=== Text segment ===
__________________________________________________
If you receive SSDI and want to work, you need to understand Substantial Gainful Activity (SGA). This limit determines how much you can earn before it affects your disability benefits.
In this article, we'll cover:
- What SGA means
- The 2026 SGA limits
- How SGA affects your SSDI
- Special rules and exceptions
1. What SGA Means
Definition: Substantial Gainful Activity (SGA) is work that involves doing significant physical or mental activities for pay or profit.
Breaking it down:
- Substantial: Work that involves significant duties
- Gainful: Done for pay or profit (or typically done for pay)
- Activity: Physical or mental work
Why it matters:
- SGA is used to determine initial SSDI eligibility
- Also used during continuing disability reviews
- Affects whether you can keep benefits while working
The key point: If you can perform SGA, SSA may determine you're no longer disabled.
2. The 2026 SGA Limits
Non-blind individuals:
- $1,550 per month (2026)
- Gross earnings before taxes
- Adjusted annually for inflation
Blind individuals:
- $2,590 per month (2026)
- Higher limit recognizes unique challenges
- Also adjusted annually
How earnings are counted:
- Gross pay (before taxes)
__________________________________________________
=== Listing ===
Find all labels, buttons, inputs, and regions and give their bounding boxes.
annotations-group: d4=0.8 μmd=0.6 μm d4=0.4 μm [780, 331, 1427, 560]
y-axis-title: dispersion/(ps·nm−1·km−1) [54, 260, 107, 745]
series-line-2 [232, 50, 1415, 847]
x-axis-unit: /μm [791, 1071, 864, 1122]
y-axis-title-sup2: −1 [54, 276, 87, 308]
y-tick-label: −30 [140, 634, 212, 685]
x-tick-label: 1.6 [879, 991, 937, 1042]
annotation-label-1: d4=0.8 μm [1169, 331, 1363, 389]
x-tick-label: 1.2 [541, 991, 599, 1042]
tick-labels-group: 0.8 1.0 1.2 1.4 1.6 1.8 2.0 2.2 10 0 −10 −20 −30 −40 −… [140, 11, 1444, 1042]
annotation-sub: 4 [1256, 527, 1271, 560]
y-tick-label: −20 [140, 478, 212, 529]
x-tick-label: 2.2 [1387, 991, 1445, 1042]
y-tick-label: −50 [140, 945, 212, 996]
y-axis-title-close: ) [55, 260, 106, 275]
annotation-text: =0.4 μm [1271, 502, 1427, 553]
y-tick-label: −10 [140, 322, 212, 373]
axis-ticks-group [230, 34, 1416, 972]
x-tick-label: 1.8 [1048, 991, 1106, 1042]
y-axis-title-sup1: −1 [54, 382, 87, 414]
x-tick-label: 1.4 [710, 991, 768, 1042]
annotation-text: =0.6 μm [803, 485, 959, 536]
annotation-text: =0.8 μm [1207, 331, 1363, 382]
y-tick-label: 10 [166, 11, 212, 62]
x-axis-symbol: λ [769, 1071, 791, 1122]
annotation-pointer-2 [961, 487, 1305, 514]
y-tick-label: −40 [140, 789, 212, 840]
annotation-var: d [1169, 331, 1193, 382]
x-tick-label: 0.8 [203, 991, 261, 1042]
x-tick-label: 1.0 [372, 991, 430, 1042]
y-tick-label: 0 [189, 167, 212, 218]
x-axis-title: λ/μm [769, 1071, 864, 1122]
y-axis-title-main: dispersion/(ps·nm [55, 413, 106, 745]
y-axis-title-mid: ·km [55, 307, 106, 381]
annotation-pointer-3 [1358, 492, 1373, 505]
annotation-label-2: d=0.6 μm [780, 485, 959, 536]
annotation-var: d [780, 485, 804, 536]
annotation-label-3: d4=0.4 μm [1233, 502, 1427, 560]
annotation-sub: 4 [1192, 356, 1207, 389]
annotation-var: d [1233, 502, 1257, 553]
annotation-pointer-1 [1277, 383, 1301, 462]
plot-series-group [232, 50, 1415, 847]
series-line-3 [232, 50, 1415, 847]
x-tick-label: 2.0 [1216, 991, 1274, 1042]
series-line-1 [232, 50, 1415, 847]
__________________________________________________
=== Tasks ===
1 - Answer these from the SGA article:
(a) What is the 2026 monthly SGA limit for non-blind individuals?
(b) What is the 2026 monthly SGA limit for blind individuals?
(c) Besides initial SSDI eligibility, when is SGA used?
2 - Carry on the SGA article from the point where it stops.
The data plays no part in what follows.

=== Outputs in order ===
1 -
(a) $1,550 per month
(b) $2,590 per month
(c) During continuing disability reviews

2 -
- Net self-employment income
- After certain deductions (see below)
3. How SGA Affects Your SSDI
Initial application:
- If you're earning over SGA, generally can't qualify
- Shows you can still do substantial work
- Some exceptions apply
After you're approved:
- Trial Work Period protects you first
- Then Extended Period of Eligibility
- Consistently earning over SGA eventually ends benefits
Trial Work Period (TWP):
- 9 months where you can work and keep full SSDI
- No matter how much you earn
- TWP month threshold: $1,110 (2026)
- Months don't have to be consecutive
Extended Period of Eligibility (EPE):
- 36 months after TWP
- Benefits paid months you're under SGA
- Suspended months you're over SGA
- After EPE, benefits can terminate
Important: During the TWP, you keep full benefits regardless of earnings. SGA limits only apply after the TWP ends.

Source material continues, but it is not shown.